Work instructions: From the listing below, tally the lines that include "those". Return only the total.

Items listed in a dataset
====

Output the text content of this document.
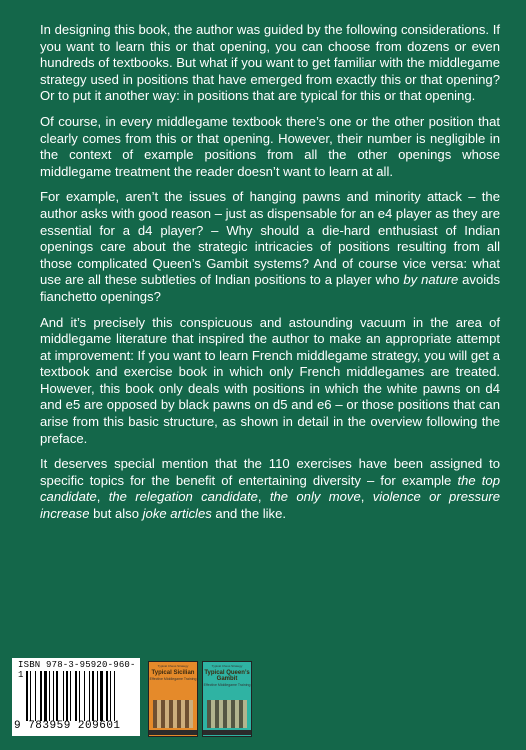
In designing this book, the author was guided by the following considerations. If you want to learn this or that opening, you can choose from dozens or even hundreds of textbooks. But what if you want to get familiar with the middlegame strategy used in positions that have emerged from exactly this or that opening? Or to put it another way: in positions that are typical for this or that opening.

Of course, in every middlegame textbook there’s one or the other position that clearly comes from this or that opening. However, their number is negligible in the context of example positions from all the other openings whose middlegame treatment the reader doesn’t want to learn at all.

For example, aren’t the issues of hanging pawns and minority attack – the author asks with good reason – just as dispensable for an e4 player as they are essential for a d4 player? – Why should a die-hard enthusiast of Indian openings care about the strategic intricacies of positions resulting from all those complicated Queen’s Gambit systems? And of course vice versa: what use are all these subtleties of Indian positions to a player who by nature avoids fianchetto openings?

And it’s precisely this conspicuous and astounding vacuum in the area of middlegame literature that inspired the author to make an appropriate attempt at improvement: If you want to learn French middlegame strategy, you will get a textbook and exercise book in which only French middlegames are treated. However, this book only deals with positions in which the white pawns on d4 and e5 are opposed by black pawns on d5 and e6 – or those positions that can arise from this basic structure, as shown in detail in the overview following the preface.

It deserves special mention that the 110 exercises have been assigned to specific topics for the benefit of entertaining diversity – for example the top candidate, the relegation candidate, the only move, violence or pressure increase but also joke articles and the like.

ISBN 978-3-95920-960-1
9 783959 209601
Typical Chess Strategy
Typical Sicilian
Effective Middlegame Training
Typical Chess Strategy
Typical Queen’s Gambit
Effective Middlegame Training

====

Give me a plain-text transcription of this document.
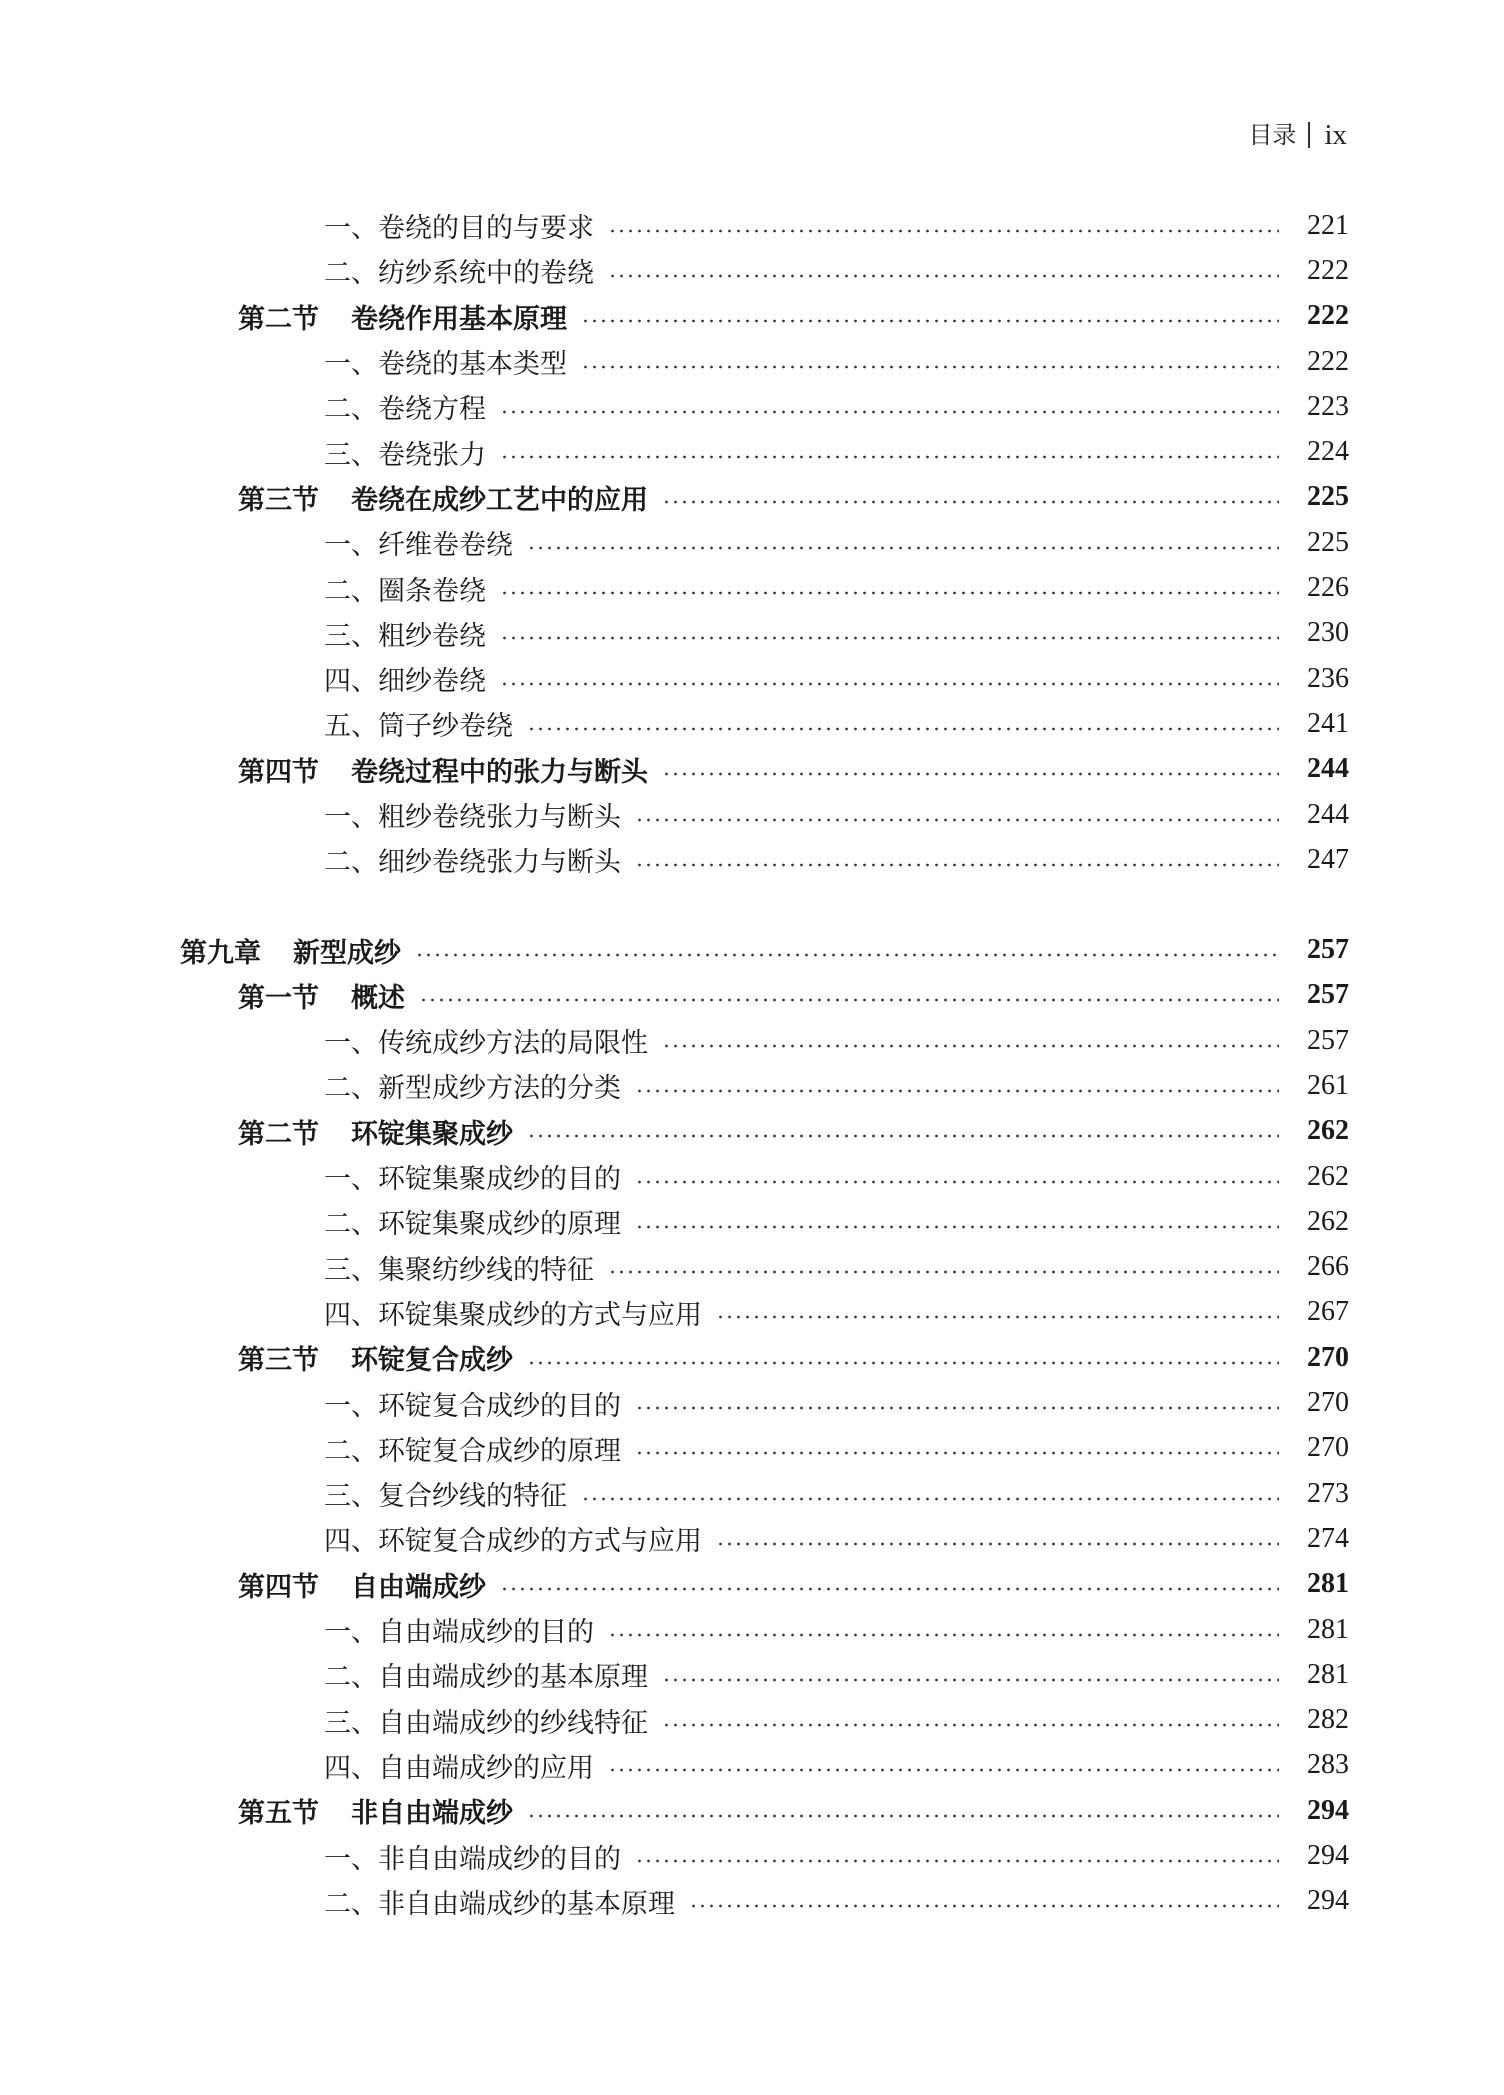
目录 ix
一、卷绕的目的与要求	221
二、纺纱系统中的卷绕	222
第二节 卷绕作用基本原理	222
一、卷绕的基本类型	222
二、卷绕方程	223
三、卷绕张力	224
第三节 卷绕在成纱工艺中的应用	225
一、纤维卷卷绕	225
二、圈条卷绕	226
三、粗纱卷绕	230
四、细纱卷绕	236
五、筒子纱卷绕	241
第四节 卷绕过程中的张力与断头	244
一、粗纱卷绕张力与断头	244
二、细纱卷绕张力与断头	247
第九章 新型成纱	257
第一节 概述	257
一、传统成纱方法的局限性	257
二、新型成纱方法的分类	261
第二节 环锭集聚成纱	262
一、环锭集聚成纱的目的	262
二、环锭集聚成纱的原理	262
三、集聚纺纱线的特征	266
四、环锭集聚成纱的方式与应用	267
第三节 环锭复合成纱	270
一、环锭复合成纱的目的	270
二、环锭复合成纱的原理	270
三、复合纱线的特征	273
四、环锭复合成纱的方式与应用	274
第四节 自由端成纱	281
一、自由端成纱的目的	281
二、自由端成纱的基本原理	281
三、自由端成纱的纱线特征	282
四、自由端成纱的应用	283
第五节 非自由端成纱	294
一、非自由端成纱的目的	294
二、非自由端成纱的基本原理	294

====

Complete answer: 2